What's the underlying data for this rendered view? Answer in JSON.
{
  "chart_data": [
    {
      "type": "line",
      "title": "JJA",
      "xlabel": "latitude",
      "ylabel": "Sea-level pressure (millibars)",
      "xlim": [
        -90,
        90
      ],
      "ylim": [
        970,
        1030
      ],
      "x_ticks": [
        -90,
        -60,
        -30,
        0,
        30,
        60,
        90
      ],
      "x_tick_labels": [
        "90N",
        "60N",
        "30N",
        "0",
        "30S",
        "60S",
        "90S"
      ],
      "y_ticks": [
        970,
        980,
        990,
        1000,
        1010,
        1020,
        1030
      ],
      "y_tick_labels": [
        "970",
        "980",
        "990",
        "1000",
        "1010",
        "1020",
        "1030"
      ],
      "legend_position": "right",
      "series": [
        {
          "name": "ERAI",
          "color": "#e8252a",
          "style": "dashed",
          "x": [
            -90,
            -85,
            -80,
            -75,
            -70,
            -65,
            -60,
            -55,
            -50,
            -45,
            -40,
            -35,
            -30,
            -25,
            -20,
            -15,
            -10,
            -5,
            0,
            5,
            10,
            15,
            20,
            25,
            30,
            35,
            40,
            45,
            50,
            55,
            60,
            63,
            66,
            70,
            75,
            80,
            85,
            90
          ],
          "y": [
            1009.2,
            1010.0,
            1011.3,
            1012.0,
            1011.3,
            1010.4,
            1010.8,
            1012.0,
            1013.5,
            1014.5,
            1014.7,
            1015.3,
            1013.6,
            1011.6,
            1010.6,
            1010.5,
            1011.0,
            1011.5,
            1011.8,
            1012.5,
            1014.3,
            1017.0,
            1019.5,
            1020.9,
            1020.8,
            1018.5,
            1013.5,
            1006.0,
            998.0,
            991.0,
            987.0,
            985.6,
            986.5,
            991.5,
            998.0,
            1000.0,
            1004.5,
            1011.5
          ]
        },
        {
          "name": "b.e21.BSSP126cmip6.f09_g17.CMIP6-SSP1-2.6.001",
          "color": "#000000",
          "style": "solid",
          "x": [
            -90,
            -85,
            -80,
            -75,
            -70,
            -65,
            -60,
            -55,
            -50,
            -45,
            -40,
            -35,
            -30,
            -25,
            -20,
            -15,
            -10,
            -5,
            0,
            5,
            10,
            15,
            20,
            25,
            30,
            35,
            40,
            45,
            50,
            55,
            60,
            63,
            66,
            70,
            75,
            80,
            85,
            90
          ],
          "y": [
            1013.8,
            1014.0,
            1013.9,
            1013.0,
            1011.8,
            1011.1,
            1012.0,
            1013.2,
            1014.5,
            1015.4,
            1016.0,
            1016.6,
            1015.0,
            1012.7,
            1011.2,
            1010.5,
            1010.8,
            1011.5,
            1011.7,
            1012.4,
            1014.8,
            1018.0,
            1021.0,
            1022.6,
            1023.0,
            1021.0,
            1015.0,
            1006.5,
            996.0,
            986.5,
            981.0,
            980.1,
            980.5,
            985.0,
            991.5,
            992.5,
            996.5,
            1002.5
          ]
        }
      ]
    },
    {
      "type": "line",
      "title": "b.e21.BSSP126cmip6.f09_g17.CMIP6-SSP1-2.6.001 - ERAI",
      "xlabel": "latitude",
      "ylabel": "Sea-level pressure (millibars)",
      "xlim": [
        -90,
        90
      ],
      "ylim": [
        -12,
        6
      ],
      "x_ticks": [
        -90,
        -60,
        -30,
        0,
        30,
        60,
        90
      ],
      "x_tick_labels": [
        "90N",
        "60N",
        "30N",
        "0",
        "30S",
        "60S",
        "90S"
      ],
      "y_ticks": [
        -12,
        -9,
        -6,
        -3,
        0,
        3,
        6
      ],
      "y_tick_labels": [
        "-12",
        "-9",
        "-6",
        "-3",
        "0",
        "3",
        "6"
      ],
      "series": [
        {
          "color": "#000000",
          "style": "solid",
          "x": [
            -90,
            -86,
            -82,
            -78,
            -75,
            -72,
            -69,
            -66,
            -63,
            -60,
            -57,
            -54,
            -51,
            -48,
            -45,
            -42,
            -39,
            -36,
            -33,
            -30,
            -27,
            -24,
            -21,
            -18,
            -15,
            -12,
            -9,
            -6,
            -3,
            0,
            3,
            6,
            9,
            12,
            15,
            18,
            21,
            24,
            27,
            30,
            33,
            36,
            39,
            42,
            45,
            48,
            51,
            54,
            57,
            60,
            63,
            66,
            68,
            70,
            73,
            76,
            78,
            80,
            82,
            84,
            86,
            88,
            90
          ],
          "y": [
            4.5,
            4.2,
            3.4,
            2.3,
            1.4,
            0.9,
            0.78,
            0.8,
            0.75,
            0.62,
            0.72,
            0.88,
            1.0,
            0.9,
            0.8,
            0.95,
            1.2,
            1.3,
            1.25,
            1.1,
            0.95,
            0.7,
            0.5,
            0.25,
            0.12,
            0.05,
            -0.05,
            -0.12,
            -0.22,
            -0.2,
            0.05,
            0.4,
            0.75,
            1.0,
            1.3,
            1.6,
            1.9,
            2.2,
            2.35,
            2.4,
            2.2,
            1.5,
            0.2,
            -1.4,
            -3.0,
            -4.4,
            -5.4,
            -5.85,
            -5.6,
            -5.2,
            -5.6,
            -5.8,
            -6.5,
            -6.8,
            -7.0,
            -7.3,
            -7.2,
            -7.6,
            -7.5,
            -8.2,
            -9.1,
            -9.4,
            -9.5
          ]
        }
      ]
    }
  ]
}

Stated goal: Show every line in the entries where the string "ERAI" occurs.

Reply:
          "name": "ERAI",
      "title": "b.e21.BSSP126cmip6.f09_g17.CMIP6-SSP1-2.6.001 - ERAI",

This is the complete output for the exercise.